• _Required work_: Reproduce every line in the listing that contains the word "screenshot".

- - -

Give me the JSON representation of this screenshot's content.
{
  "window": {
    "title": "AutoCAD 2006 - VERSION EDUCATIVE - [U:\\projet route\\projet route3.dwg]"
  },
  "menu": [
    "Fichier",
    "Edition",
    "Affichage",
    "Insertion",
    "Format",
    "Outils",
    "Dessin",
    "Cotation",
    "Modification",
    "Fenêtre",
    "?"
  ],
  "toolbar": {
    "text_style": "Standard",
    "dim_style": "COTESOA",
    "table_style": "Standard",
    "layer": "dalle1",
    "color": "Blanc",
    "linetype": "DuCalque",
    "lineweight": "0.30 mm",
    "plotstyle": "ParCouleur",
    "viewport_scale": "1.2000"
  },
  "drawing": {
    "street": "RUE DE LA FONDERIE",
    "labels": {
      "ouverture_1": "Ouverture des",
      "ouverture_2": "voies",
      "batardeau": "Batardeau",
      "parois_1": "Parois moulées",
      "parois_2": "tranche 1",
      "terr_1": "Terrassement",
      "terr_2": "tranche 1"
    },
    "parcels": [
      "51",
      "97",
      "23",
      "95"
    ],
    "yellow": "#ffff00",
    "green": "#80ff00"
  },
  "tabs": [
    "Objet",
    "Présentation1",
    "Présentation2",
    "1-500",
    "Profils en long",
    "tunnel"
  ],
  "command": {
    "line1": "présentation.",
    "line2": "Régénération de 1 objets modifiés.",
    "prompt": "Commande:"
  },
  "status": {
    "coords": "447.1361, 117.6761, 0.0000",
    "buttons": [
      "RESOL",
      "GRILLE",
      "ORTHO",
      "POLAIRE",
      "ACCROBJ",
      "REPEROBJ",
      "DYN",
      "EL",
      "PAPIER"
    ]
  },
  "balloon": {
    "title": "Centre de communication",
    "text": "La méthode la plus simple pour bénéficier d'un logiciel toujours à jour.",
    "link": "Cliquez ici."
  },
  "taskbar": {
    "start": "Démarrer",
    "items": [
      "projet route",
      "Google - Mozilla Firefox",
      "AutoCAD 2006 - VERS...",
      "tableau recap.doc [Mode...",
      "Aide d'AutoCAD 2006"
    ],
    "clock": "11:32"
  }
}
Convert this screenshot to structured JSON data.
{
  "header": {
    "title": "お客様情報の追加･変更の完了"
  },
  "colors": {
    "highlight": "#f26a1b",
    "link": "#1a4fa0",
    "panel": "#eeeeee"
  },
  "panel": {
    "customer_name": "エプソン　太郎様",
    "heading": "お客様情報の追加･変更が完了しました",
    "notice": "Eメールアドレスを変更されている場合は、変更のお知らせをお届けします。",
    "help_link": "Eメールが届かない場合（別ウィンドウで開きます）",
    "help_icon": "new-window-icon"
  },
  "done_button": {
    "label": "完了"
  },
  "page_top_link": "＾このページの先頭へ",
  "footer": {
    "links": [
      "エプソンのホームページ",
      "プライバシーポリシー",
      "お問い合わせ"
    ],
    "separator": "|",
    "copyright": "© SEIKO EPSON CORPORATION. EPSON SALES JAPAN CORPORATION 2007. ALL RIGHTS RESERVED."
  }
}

- - -

• _Answer below_:
Give me the JSON representation of this screenshot's content.
Convert this screenshot to structured JSON data.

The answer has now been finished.